* begin DATASET ROWS *

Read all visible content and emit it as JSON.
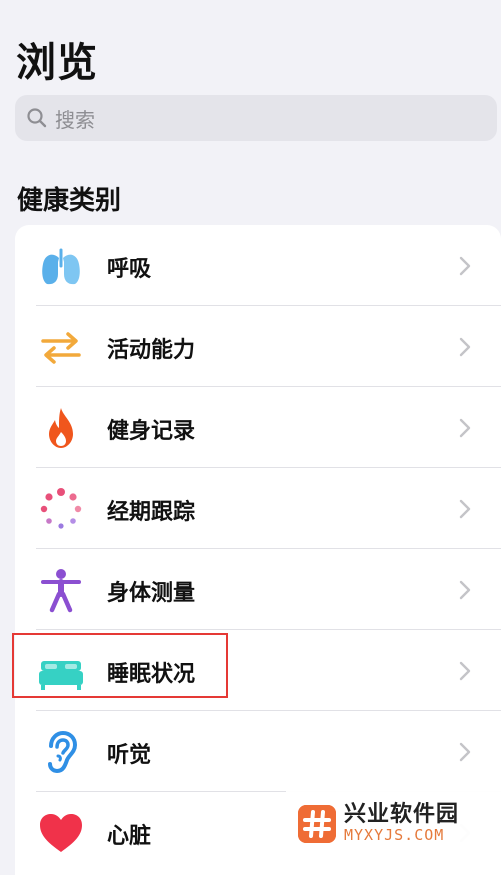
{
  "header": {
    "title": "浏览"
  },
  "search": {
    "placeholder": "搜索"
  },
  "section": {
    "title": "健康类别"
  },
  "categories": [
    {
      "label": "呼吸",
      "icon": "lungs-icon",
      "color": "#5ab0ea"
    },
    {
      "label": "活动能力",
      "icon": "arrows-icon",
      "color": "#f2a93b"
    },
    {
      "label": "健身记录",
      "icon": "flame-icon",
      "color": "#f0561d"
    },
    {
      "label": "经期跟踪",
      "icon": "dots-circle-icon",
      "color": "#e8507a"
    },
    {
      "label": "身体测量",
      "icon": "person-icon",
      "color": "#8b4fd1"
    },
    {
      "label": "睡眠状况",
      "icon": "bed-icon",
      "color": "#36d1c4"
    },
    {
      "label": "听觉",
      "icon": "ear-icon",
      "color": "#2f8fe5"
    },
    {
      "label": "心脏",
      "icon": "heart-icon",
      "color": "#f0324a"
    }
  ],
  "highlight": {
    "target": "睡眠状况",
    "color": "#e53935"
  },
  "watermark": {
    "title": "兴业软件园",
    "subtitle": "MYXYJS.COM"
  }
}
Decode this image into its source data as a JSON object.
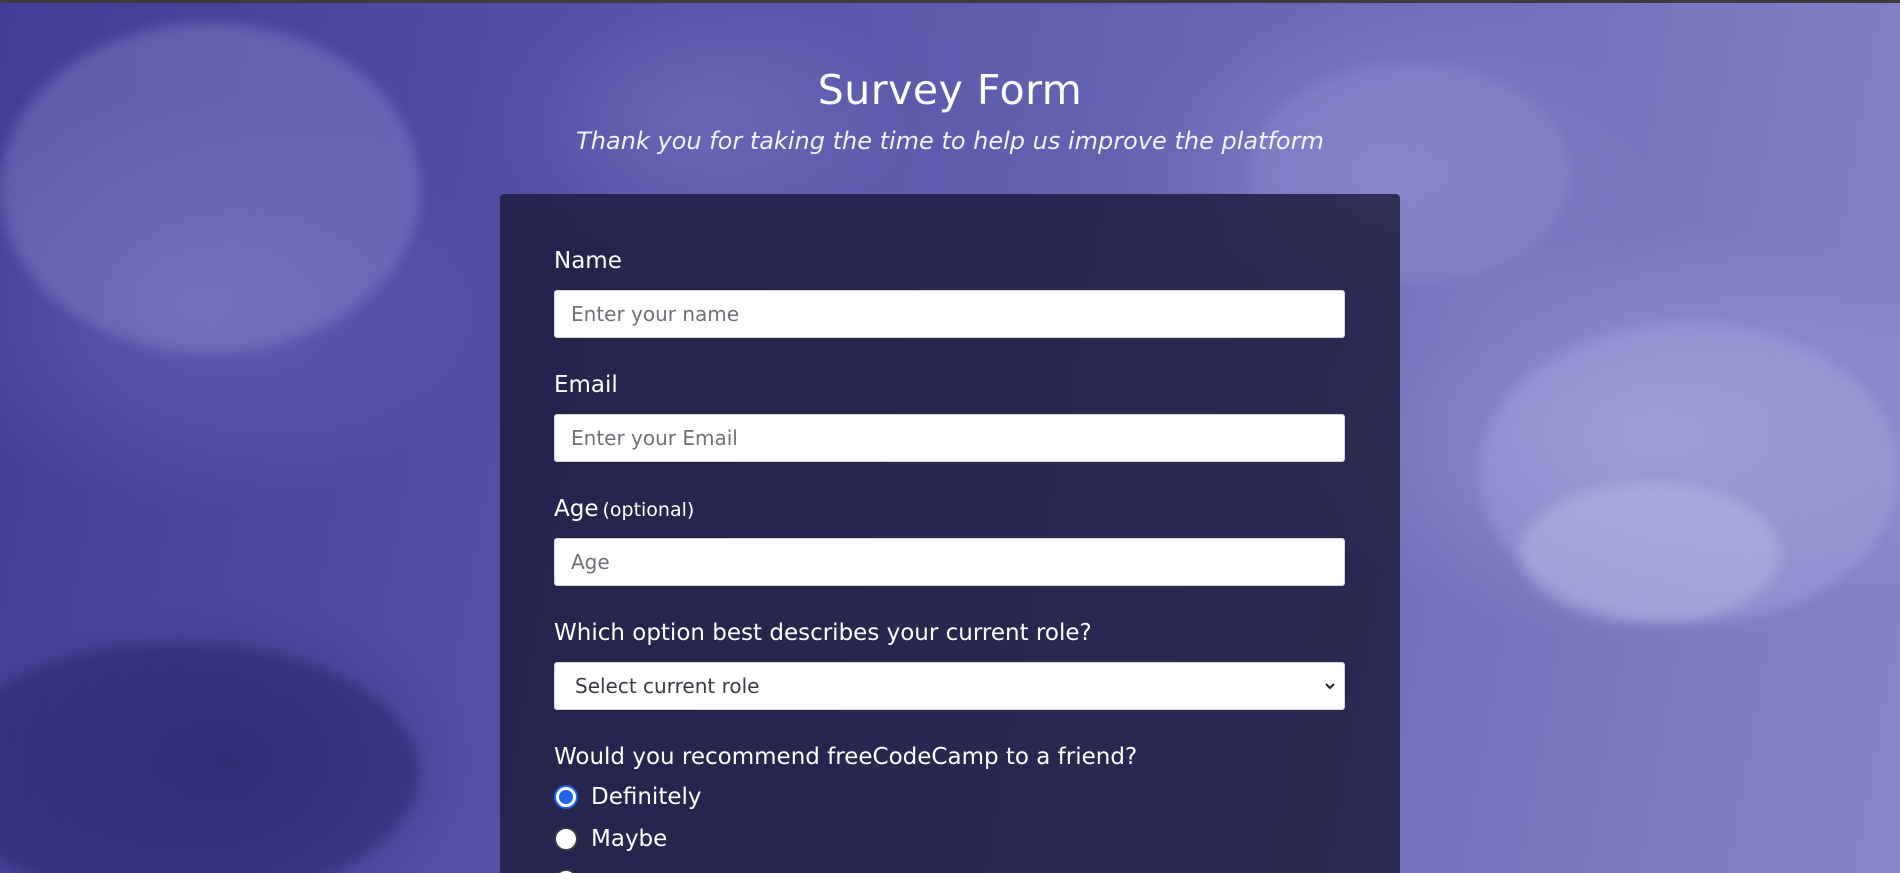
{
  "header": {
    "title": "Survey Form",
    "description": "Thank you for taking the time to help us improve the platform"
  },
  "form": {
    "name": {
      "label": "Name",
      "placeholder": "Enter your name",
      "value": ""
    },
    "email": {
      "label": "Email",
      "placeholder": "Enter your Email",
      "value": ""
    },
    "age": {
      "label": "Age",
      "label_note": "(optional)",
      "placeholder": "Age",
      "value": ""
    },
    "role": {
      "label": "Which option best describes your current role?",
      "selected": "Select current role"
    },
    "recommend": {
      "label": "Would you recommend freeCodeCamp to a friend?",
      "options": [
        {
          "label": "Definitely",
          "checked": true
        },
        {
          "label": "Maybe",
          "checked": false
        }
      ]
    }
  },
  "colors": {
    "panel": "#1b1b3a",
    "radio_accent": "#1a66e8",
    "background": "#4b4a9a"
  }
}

* end DATASET ROWS *
* begin DATASET ROWS *

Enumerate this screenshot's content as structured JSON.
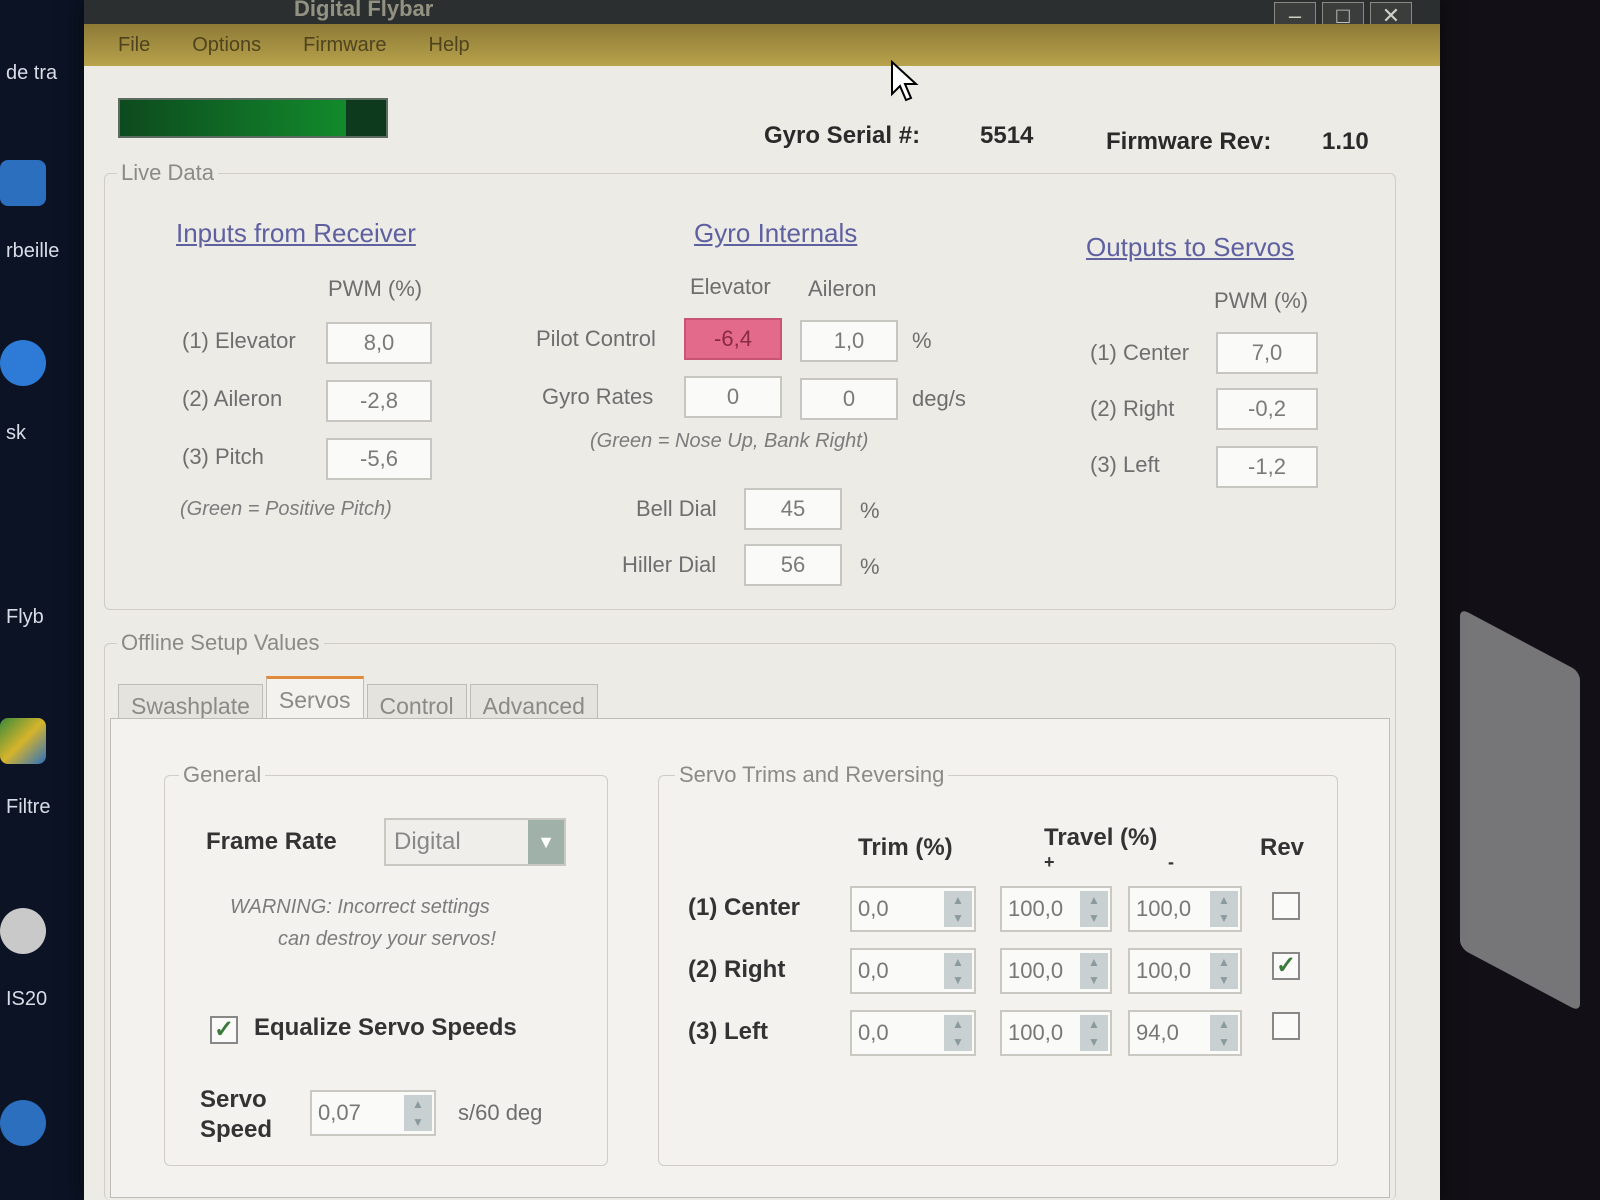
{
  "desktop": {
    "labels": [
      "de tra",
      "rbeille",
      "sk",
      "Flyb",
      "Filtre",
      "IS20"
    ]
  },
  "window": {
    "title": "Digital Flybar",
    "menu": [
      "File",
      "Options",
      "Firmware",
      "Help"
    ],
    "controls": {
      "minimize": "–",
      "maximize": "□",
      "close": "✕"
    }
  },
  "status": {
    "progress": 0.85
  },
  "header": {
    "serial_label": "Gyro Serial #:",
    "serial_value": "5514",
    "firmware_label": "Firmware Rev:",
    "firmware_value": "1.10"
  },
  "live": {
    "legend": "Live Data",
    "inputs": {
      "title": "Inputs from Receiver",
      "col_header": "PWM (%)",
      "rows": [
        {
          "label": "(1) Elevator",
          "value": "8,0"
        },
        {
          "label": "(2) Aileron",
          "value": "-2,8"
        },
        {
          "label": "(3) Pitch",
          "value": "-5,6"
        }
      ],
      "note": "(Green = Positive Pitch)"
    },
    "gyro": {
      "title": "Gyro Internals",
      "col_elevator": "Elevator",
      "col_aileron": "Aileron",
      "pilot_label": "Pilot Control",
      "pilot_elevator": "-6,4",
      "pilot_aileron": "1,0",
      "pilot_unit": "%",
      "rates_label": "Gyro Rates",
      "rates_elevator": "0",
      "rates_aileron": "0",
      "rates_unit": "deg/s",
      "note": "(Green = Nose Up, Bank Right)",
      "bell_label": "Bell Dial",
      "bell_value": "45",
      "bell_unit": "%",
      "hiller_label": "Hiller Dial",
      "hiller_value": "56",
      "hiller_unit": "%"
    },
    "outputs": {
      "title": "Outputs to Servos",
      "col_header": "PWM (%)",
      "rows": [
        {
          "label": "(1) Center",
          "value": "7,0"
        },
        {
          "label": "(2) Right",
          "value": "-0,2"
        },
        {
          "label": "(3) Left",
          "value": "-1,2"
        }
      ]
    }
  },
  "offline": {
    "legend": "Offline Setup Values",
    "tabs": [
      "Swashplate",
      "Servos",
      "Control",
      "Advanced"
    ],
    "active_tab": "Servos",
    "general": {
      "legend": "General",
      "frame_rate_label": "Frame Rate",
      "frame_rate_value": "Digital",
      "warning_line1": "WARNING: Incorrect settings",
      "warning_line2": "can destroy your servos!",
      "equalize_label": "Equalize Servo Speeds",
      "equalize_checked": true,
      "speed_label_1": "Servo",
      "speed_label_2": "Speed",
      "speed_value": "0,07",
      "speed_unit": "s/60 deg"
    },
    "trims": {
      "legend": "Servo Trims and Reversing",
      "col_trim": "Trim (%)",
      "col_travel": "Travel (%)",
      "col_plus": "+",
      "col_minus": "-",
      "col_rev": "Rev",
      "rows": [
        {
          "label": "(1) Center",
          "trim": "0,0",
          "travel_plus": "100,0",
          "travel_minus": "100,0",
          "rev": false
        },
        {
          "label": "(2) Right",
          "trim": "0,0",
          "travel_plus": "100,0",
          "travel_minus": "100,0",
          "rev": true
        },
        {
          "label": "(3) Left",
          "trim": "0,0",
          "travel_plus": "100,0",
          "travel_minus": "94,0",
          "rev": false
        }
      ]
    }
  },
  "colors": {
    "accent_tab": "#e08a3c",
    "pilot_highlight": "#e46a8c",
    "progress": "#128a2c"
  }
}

* end DATASET ROWS *

- SHORT TASK:
Copy out each line of the records where the string "true" appears.

- ANSWER TO THE PROBLEM:
          "checked": true
      "equalize_checked": true,
          "rev": true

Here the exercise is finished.